▶ **THE REQUEST**
Go through the entries one line at a time, and gather every line that has the word "date".

▶ **DATA ROWS**
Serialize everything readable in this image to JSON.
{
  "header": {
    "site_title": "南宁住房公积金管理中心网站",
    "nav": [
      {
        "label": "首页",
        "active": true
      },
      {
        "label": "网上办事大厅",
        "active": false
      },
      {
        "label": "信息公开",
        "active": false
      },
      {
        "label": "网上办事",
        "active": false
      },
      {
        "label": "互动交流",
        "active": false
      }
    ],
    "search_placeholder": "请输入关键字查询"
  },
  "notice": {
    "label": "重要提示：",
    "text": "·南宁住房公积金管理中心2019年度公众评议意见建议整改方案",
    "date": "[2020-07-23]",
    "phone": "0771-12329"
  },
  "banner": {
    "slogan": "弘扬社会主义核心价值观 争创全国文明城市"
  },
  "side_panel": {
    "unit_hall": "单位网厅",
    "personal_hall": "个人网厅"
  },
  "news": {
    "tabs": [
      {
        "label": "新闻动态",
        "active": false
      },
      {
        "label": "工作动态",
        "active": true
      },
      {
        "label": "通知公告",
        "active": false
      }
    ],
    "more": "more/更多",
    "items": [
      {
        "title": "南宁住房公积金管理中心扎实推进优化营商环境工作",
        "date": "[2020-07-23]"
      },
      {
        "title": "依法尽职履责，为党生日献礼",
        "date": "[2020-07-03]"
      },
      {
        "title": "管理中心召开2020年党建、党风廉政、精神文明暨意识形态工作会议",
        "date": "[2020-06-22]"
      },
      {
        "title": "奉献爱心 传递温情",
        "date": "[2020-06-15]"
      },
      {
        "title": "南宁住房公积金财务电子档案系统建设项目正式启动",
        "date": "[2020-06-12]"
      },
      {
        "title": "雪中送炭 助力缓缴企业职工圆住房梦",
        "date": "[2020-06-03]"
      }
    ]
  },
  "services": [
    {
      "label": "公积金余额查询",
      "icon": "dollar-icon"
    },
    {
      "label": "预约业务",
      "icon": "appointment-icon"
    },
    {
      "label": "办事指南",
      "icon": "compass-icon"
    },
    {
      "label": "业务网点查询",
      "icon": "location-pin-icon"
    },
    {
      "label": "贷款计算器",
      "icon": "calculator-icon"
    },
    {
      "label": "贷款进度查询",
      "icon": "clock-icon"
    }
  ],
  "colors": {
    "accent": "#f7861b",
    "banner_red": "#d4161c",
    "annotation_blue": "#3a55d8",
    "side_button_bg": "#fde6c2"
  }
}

* * *

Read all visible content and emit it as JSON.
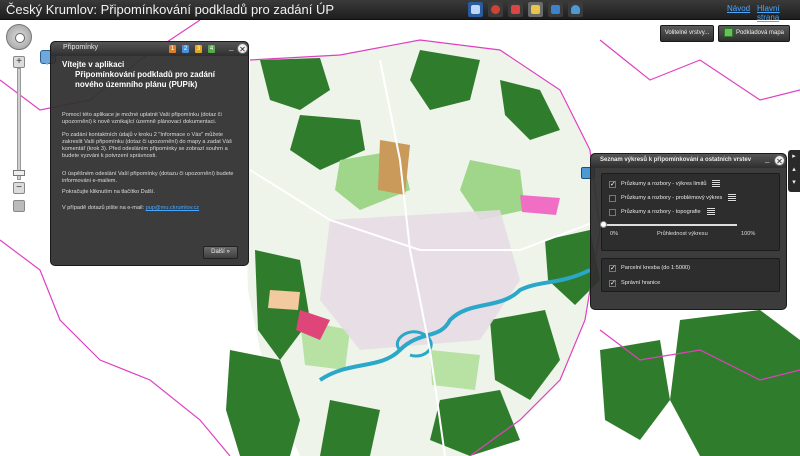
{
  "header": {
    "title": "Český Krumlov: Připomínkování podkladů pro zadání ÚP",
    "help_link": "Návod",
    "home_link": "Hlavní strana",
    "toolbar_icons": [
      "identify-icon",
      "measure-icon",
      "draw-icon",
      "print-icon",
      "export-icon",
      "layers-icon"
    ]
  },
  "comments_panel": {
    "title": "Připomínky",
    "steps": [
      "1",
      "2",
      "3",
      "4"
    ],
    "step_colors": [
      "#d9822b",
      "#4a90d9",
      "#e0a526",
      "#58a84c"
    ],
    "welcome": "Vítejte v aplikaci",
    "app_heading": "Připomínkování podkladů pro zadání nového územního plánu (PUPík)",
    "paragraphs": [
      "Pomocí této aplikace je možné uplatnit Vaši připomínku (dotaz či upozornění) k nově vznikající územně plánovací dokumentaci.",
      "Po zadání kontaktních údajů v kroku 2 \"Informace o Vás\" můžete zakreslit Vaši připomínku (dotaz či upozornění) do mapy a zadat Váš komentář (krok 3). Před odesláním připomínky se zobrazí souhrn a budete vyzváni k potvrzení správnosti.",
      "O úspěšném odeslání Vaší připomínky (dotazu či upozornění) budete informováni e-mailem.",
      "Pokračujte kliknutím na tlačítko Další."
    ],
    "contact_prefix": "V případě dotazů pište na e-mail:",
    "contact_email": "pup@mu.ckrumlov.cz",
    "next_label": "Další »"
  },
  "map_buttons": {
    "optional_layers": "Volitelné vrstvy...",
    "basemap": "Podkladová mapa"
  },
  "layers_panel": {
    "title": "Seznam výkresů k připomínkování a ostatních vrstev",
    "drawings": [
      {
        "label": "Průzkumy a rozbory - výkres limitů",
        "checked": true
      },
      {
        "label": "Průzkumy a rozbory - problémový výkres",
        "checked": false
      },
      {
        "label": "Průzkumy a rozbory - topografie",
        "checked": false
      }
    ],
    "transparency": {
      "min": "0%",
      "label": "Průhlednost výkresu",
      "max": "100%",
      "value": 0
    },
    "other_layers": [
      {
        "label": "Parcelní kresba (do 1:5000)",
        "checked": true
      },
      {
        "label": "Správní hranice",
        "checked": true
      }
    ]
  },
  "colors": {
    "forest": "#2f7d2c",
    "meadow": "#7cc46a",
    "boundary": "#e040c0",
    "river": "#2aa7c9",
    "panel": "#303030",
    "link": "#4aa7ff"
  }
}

▶ **TASK RESPONSE**
    "date": "[2020-07-23]",
        "date": "[2020-07-23]"
        "date": "[2020-07-03]"
        "date": "[2020-06-22]"
        "date": "[2020-06-15]"
        "date": "[2020-06-12]"
        "date": "[2020-06-03]"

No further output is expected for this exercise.